** START OF STORED RECORDS **

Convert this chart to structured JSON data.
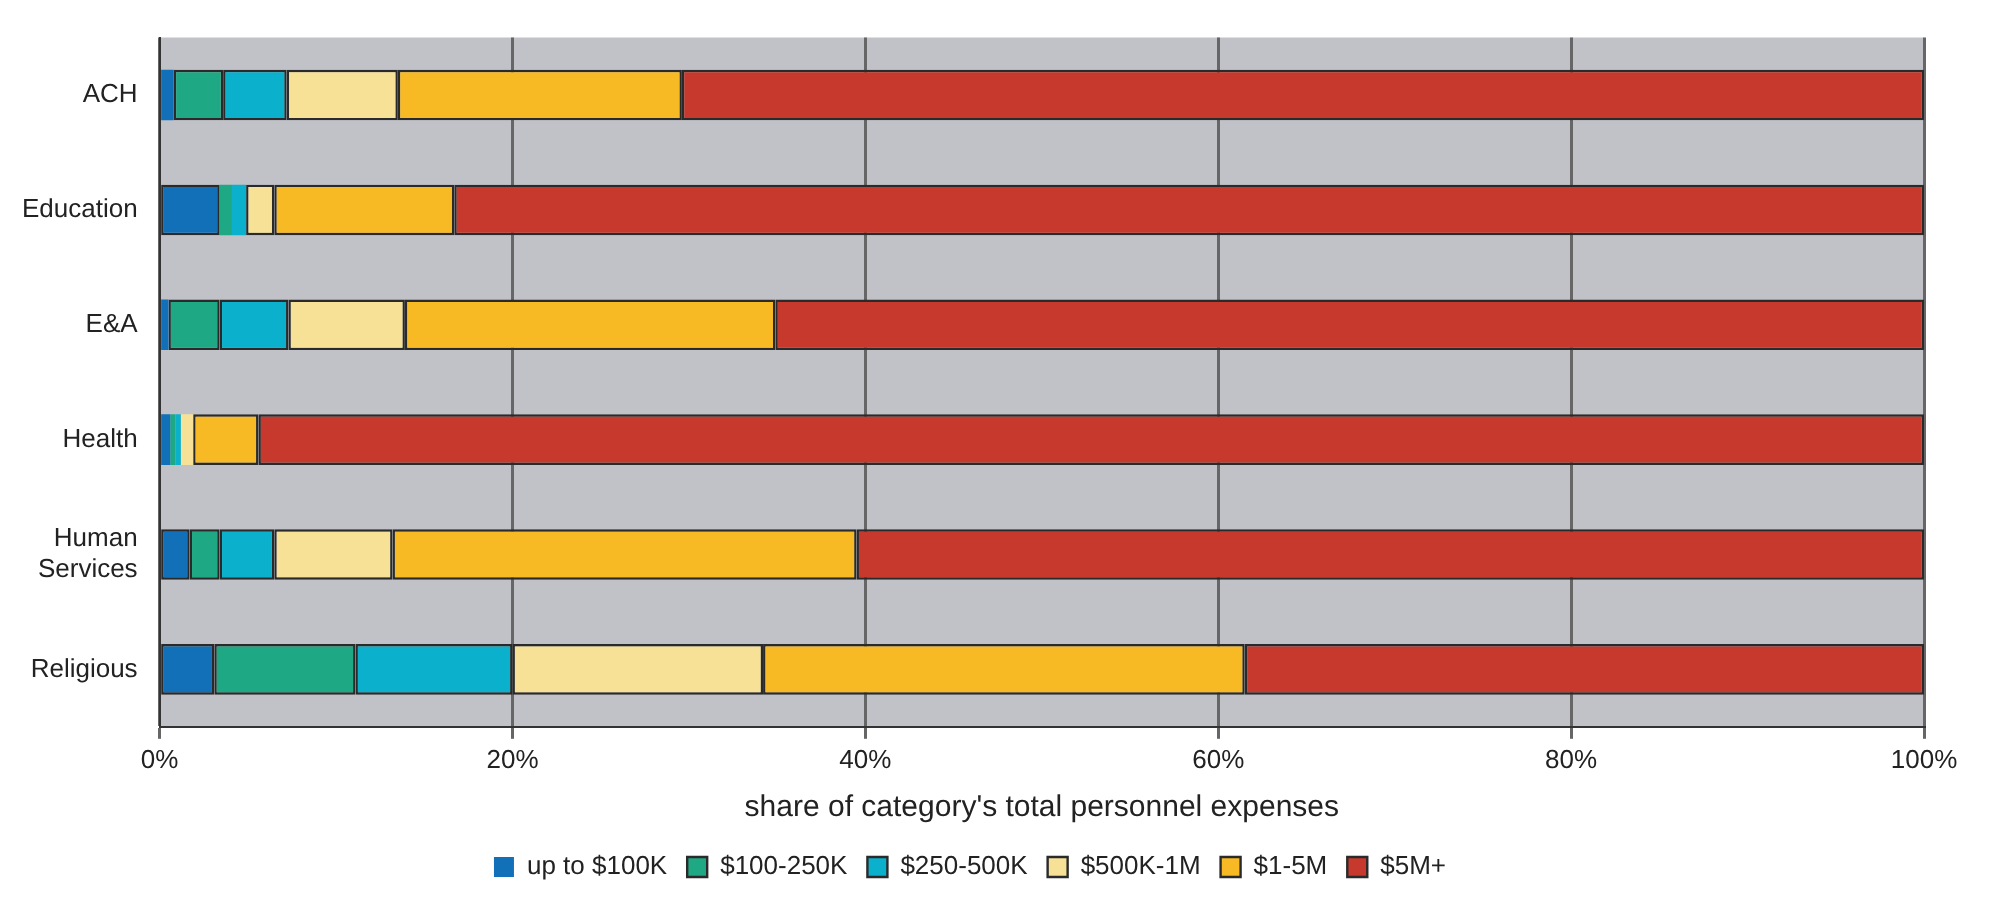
{
  "chart_data": {
    "type": "bar",
    "orientation": "horizontal",
    "stacked": true,
    "xlabel": "share of category's total personnel expenses",
    "categories": [
      "ACH",
      "Education",
      "E&A",
      "Health",
      "Human Services",
      "Religious"
    ],
    "series": [
      {
        "name": "up to $100K",
        "color": "#1170b8",
        "values": [
          0.8,
          3.4,
          0.5,
          0.6,
          1.7,
          3.1
        ]
      },
      {
        "name": "$100-250K",
        "color": "#1fa884",
        "values": [
          2.8,
          0.7,
          2.9,
          0.3,
          1.7,
          8.0
        ]
      },
      {
        "name": "$250-500K",
        "color": "#0bb1cc",
        "values": [
          3.6,
          0.8,
          3.9,
          0.3,
          3.1,
          8.9
        ]
      },
      {
        "name": "$500K-1M",
        "color": "#f7e196",
        "values": [
          6.3,
          1.6,
          6.6,
          0.7,
          6.7,
          14.2
        ]
      },
      {
        "name": "$1-5M",
        "color": "#f7b924",
        "values": [
          16.1,
          10.2,
          21.0,
          3.7,
          26.3,
          27.3
        ]
      },
      {
        "name": "$5M+",
        "color": "#c8392d",
        "values": [
          70.4,
          83.3,
          65.1,
          94.4,
          60.5,
          38.5
        ]
      }
    ],
    "xlim": [
      0,
      100
    ],
    "xticks": [
      {
        "value": 0,
        "label": "0%"
      },
      {
        "value": 20,
        "label": "20%"
      },
      {
        "value": 40,
        "label": "40%"
      },
      {
        "value": 60,
        "label": "60%"
      },
      {
        "value": 80,
        "label": "80%"
      },
      {
        "value": 100,
        "label": "100%"
      }
    ],
    "grid": "x",
    "legend": "bottom"
  }
}
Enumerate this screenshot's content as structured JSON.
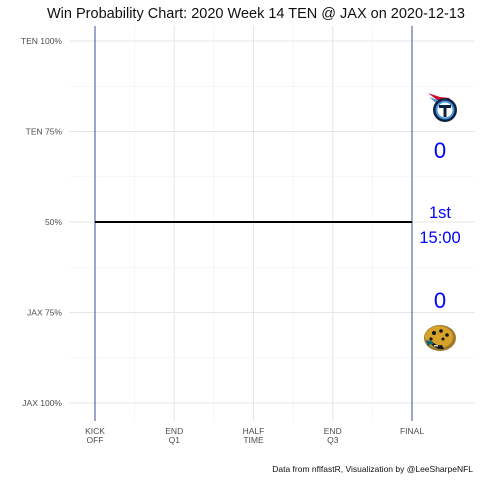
{
  "chart_data": {
    "type": "line",
    "title": "Win Probability Chart: 2020 Week 14 TEN @ JAX on 2020-12-13",
    "y_ticks": [
      {
        "value": 1.0,
        "label": "TEN 100%"
      },
      {
        "value": 0.75,
        "label": "TEN 75%"
      },
      {
        "value": 0.5,
        "label": "50%"
      },
      {
        "value": 0.25,
        "label": "JAX 75%"
      },
      {
        "value": 0.0,
        "label": "JAX 100%"
      }
    ],
    "x_ticks": [
      {
        "value": 0,
        "line1": "KICK",
        "line2": "OFF"
      },
      {
        "value": 15,
        "line1": "END",
        "line2": "Q1"
      },
      {
        "value": 30,
        "line1": "HALF",
        "line2": "TIME"
      },
      {
        "value": 45,
        "line1": "END",
        "line2": "Q3"
      },
      {
        "value": 60,
        "line1": "FINAL",
        "line2": ""
      }
    ],
    "xlim": [
      0,
      60
    ],
    "ylim": [
      0,
      1
    ],
    "grid": true,
    "series": [
      {
        "values": [
          {
            "x": 0,
            "y": 0.5
          },
          {
            "x": 60,
            "y": 0.5
          }
        ],
        "color": "#000000"
      }
    ],
    "vertical_lines": [
      0,
      60
    ],
    "vertical_line_color": "#2b3a8c",
    "score_color": "#0000ff",
    "home_team": {
      "abbr": "JAX",
      "score": "0",
      "logo_icon": "jaguars-logo-icon"
    },
    "away_team": {
      "abbr": "TEN",
      "score": "0",
      "logo_icon": "titans-logo-icon"
    },
    "game_state": {
      "quarter": "1st",
      "clock": "15:00"
    },
    "caption": "Data from nflfastR, Visualization by @LeeSharpeNFL"
  }
}
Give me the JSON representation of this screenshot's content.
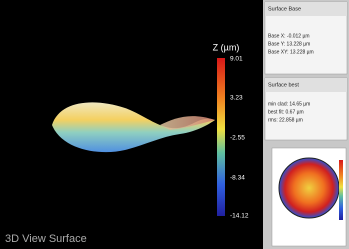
{
  "view": {
    "axis_label": "Z (µm)",
    "scale_ticks": [
      "9.01",
      "3.23",
      "-2.55",
      "-8.34",
      "-14.12"
    ],
    "caption": "3D View Surface"
  },
  "panel": {
    "section1": {
      "title": "Surface Base",
      "lines": [
        "Base X: -0.012 µm",
        "Base Y: 13.228 µm",
        "Base XY: 13.228 µm"
      ]
    },
    "section2": {
      "title": "Surface best",
      "lines": [
        "min clad: 14.65 µm",
        "best fit: 0.67 µm",
        "rms: 22.858 µm"
      ]
    }
  }
}
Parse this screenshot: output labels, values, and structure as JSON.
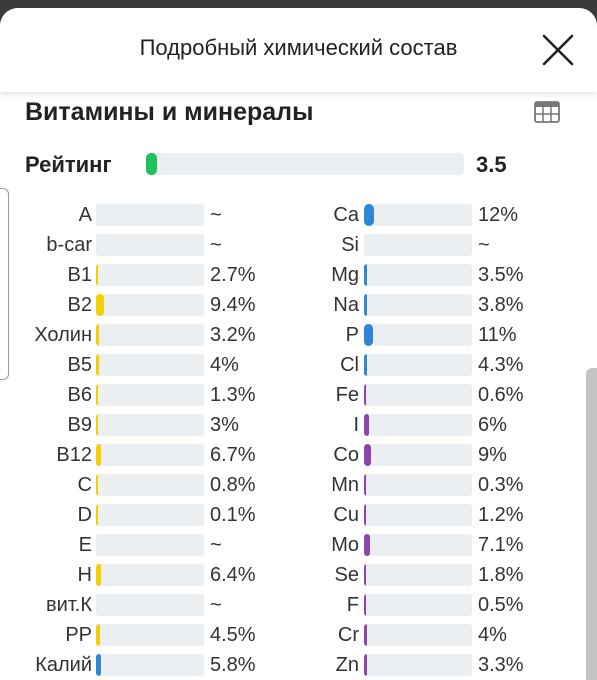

** END OF STORED RECORDS **

STATED PROBLEM :: Copy every record character for character. Skip the pictures.

FULL SOLUTION ::
Convert this chart to structured JSON data.
{
  "chart_data": {
    "type": "bar",
    "orientation": "horizontal",
    "stacked": true,
    "xlabel": "share of category's total personnel expenses",
    "categories": [
      "ACH",
      "Education",
      "E&A",
      "Health",
      "Human Services",
      "Religious"
    ],
    "series": [
      {
        "name": "up to $100K",
        "color": "#1170b8",
        "values": [
          0.8,
          3.4,
          0.5,
          0.6,
          1.7,
          3.1
        ]
      },
      {
        "name": "$100-250K",
        "color": "#1fa884",
        "values": [
          2.8,
          0.7,
          2.9,
          0.3,
          1.7,
          8.0
        ]
      },
      {
        "name": "$250-500K",
        "color": "#0bb1cc",
        "values": [
          3.6,
          0.8,
          3.9,
          0.3,
          3.1,
          8.9
        ]
      },
      {
        "name": "$500K-1M",
        "color": "#f7e196",
        "values": [
          6.3,
          1.6,
          6.6,
          0.7,
          6.7,
          14.2
        ]
      },
      {
        "name": "$1-5M",
        "color": "#f7b924",
        "values": [
          16.1,
          10.2,
          21.0,
          3.7,
          26.3,
          27.3
        ]
      },
      {
        "name": "$5M+",
        "color": "#c8392d",
        "values": [
          70.4,
          83.3,
          65.1,
          94.4,
          60.5,
          38.5
        ]
      }
    ],
    "xlim": [
      0,
      100
    ],
    "xticks": [
      {
        "value": 0,
        "label": "0%"
      },
      {
        "value": 20,
        "label": "20%"
      },
      {
        "value": 40,
        "label": "40%"
      },
      {
        "value": 60,
        "label": "60%"
      },
      {
        "value": 80,
        "label": "80%"
      },
      {
        "value": 100,
        "label": "100%"
      }
    ],
    "grid": "x",
    "legend": "bottom"
  }
}
Enumerate this screenshot's content as structured JSON.
{
  "chart_data": {
    "type": "line",
    "title": "Win Probability Chart: 2020 Week 14 TEN @ JAX on 2020-12-13",
    "y_ticks": [
      {
        "value": 1.0,
        "label": "TEN 100%"
      },
      {
        "value": 0.75,
        "label": "TEN 75%"
      },
      {
        "value": 0.5,
        "label": "50%"
      },
      {
        "value": 0.25,
        "label": "JAX 75%"
      },
      {
        "value": 0.0,
        "label": "JAX 100%"
      }
    ],
    "x_ticks": [
      {
        "value": 0,
        "line1": "KICK",
        "line2": "OFF"
      },
      {
        "value": 15,
        "line1": "END",
        "line2": "Q1"
      },
      {
        "value": 30,
        "line1": "HALF",
        "line2": "TIME"
      },
      {
        "value": 45,
        "line1": "END",
        "line2": "Q3"
      },
      {
        "value": 60,
        "line1": "FINAL",
        "line2": ""
      }
    ],
    "xlim": [
      0,
      60
    ],
    "ylim": [
      0,
      1
    ],
    "grid": true,
    "series": [
      {
        "values": [
          {
            "x": 0,
            "y": 0.5
          },
          {
            "x": 60,
            "y": 0.5
          }
        ],
        "color": "#000000"
      }
    ],
    "vertical_lines": [
      0,
      60
    ],
    "vertical_line_color": "#2b3a8c",
    "score_color": "#0000ff",
    "home_team": {
      "abbr": "JAX",
      "score": "0",
      "logo_icon": "jaguars-logo-icon"
    },
    "away_team": {
      "abbr": "TEN",
      "score": "0",
      "logo_icon": "titans-logo-icon"
    },
    "game_state": {
      "quarter": "1st",
      "clock": "15:00"
    },
    "caption": "Data from nflfastR, Visualization by @LeeSharpeNFL"
  }
}
Give me the JSON representation of this screenshot's content.
{
  "view": {
    "axis_label": "Z (µm)",
    "scale_ticks": [
      "9.01",
      "3.23",
      "-2.55",
      "-8.34",
      "-14.12"
    ],
    "caption": "3D View Surface"
  },
  "panel": {
    "section1": {
      "title": "Surface Base",
      "lines": [
        "Base X: -0.012 µm",
        "Base Y: 13.228 µm",
        "Base XY: 13.228 µm"
      ]
    },
    "section2": {
      "title": "Surface best",
      "lines": [
        "min clad: 14.65 µm",
        "best fit: 0.67 µm",
        "rms: 22.858 µm"
      ]
    }
  }
}
Parse this screenshot: output labels, values, and structure as JSON.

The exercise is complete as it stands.